Objective: Copy every entry exactly as given, minus the images.
━━ Excerpted data
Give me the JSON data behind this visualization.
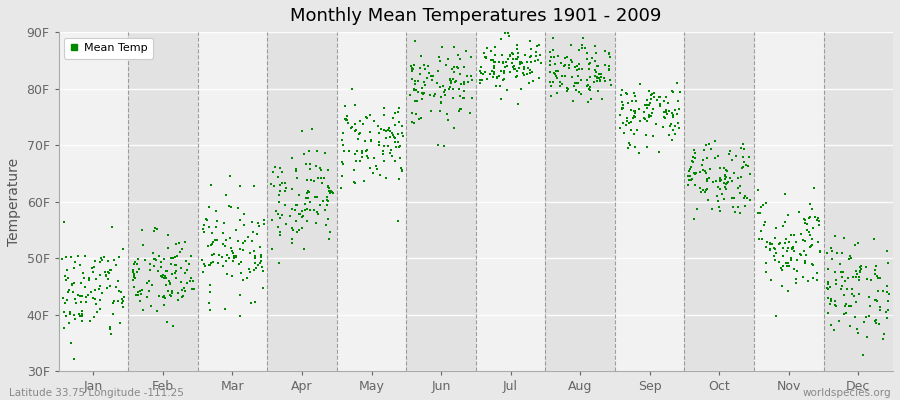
{
  "title": "Monthly Mean Temperatures 1901 - 2009",
  "ylabel": "Temperature",
  "xlabel_labels": [
    "Jan",
    "Feb",
    "Mar",
    "Apr",
    "May",
    "Jun",
    "Jul",
    "Aug",
    "Sep",
    "Oct",
    "Nov",
    "Dec"
  ],
  "subtitle": "Latitude 33.75 Longitude -111.25",
  "watermark": "worldspecies.org",
  "legend_label": "Mean Temp",
  "ylim": [
    30,
    90
  ],
  "yticks": [
    30,
    40,
    50,
    60,
    70,
    80,
    90
  ],
  "ytick_labels": [
    "30F",
    "40F",
    "50F",
    "60F",
    "70F",
    "80F",
    "90F"
  ],
  "dot_color": "#008800",
  "bg_color": "#e8e8e8",
  "band_light": "#f2f2f2",
  "band_dark": "#e2e2e2",
  "n_years": 109,
  "monthly_means": [
    44.0,
    46.5,
    52.0,
    61.0,
    70.5,
    80.0,
    84.5,
    82.5,
    75.5,
    64.5,
    52.5,
    44.5
  ],
  "monthly_stds": [
    4.5,
    4.0,
    4.5,
    4.5,
    4.0,
    3.5,
    2.5,
    2.5,
    3.0,
    3.5,
    4.5,
    4.5
  ]
}
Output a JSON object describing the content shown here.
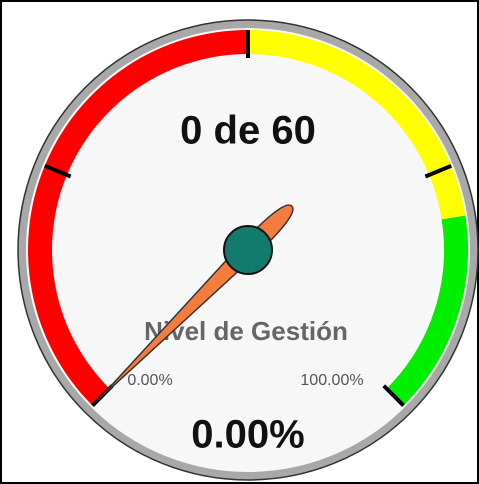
{
  "chart_data": {
    "type": "gauge",
    "title": "0 de 60",
    "label": "Nivel de Gestión",
    "values": [
      0
    ],
    "value_labels": [
      "0.00%"
    ],
    "ylim": [
      0,
      100
    ],
    "ylim_labels": [
      "0.00%",
      "100.00%"
    ],
    "major_ticks": [
      0,
      25,
      50,
      75,
      100
    ],
    "bands": [
      {
        "from": 0,
        "to": 50,
        "color": "#ff0000"
      },
      {
        "from": 50,
        "to": 80,
        "color": "#ffff00"
      },
      {
        "from": 80,
        "to": 100,
        "color": "#00ee00"
      }
    ],
    "needle_color": "#f47c3c",
    "hub_color": "#137a6e"
  }
}
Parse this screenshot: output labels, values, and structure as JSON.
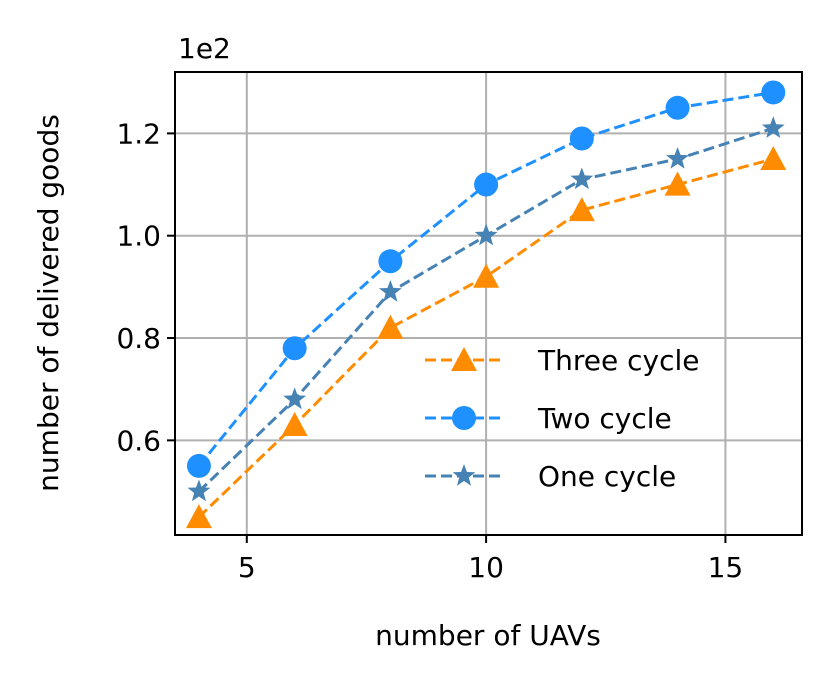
{
  "chart_data": {
    "type": "line",
    "title": "",
    "xlabel": "number of UAVs",
    "ylabel": "number of delivered goods",
    "y_offset_label": "1e2",
    "xlim": [
      3.5,
      16.6
    ],
    "ylim": [
      0.415,
      1.32
    ],
    "x_ticks": [
      5,
      10,
      15
    ],
    "x_tick_labels": [
      "5",
      "10",
      "15"
    ],
    "y_ticks": [
      0.6,
      0.8,
      1.0,
      1.2
    ],
    "y_tick_labels": [
      "0.6",
      "0.8",
      "1.0",
      "1.2"
    ],
    "grid": true,
    "legend_position": "lower-right",
    "x": [
      4,
      6,
      8,
      10,
      12,
      14,
      16
    ],
    "series": [
      {
        "name": "Three cycle",
        "values": [
          0.45,
          0.63,
          0.82,
          0.92,
          1.05,
          1.1,
          1.15
        ],
        "color": "#ff8c00",
        "marker": "triangle"
      },
      {
        "name": "Two cycle",
        "values": [
          0.55,
          0.78,
          0.95,
          1.1,
          1.19,
          1.25,
          1.28
        ],
        "color": "#1e90ff",
        "marker": "circle"
      },
      {
        "name": "One cycle",
        "values": [
          0.5,
          0.68,
          0.89,
          1.0,
          1.11,
          1.15,
          1.21
        ],
        "color": "#4682b4",
        "marker": "star"
      }
    ]
  }
}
━━━━
Written answer:
Give me the JSON data behind this visualization.
{
  "title": "Monthly Mean Temperatures 1901 - 2009",
  "ylabel": "Temperature",
  "xlabel_labels": [
    "Jan",
    "Feb",
    "Mar",
    "Apr",
    "May",
    "Jun",
    "Jul",
    "Aug",
    "Sep",
    "Oct",
    "Nov",
    "Dec"
  ],
  "subtitle": "Latitude 33.75 Longitude -111.25",
  "watermark": "worldspecies.org",
  "legend_label": "Mean Temp",
  "ylim": [
    30,
    90
  ],
  "yticks": [
    30,
    40,
    50,
    60,
    70,
    80,
    90
  ],
  "ytick_labels": [
    "30F",
    "40F",
    "50F",
    "60F",
    "70F",
    "80F",
    "90F"
  ],
  "dot_color": "#008800",
  "bg_color": "#e8e8e8",
  "band_light": "#f2f2f2",
  "band_dark": "#e2e2e2",
  "n_years": 109,
  "monthly_means": [
    44.0,
    46.5,
    52.0,
    61.0,
    70.5,
    80.0,
    84.5,
    82.5,
    75.5,
    64.5,
    52.5,
    44.5
  ],
  "monthly_stds": [
    4.5,
    4.0,
    4.5,
    4.5,
    4.0,
    3.5,
    2.5,
    2.5,
    3.0,
    3.5,
    4.5,
    4.5
  ]
}
Output a JSON object describing the content shown here.
{
  "chart_data": {
    "type": "gauge",
    "title": "0 de 60",
    "label": "Nivel de Gestión",
    "values": [
      0
    ],
    "value_labels": [
      "0.00%"
    ],
    "ylim": [
      0,
      100
    ],
    "ylim_labels": [
      "0.00%",
      "100.00%"
    ],
    "major_ticks": [
      0,
      25,
      50,
      75,
      100
    ],
    "bands": [
      {
        "from": 0,
        "to": 50,
        "color": "#ff0000"
      },
      {
        "from": 50,
        "to": 80,
        "color": "#ffff00"
      },
      {
        "from": 80,
        "to": 100,
        "color": "#00ee00"
      }
    ],
    "needle_color": "#f47c3c",
    "hub_color": "#137a6e"
  }
}
Parse this screenshot: output labels, values, and structure as JSON.
{
  "chart_data": {
    "type": "line",
    "title": "",
    "xlabel": "number of UAVs",
    "ylabel": "number of delivered goods",
    "y_offset_label": "1e2",
    "xlim": [
      3.5,
      16.6
    ],
    "ylim": [
      0.415,
      1.32
    ],
    "x_ticks": [
      5,
      10,
      15
    ],
    "x_tick_labels": [
      "5",
      "10",
      "15"
    ],
    "y_ticks": [
      0.6,
      0.8,
      1.0,
      1.2
    ],
    "y_tick_labels": [
      "0.6",
      "0.8",
      "1.0",
      "1.2"
    ],
    "grid": true,
    "legend_position": "lower-right",
    "x": [
      4,
      6,
      8,
      10,
      12,
      14,
      16
    ],
    "series": [
      {
        "name": "Three cycle",
        "values": [
          0.45,
          0.63,
          0.82,
          0.92,
          1.05,
          1.1,
          1.15
        ],
        "color": "#ff8c00",
        "marker": "triangle"
      },
      {
        "name": "Two cycle",
        "values": [
          0.55,
          0.78,
          0.95,
          1.1,
          1.19,
          1.25,
          1.28
        ],
        "color": "#1e90ff",
        "marker": "circle"
      },
      {
        "name": "One cycle",
        "values": [
          0.5,
          0.68,
          0.89,
          1.0,
          1.11,
          1.15,
          1.21
        ],
        "color": "#4682b4",
        "marker": "star"
      }
    ]
  }
}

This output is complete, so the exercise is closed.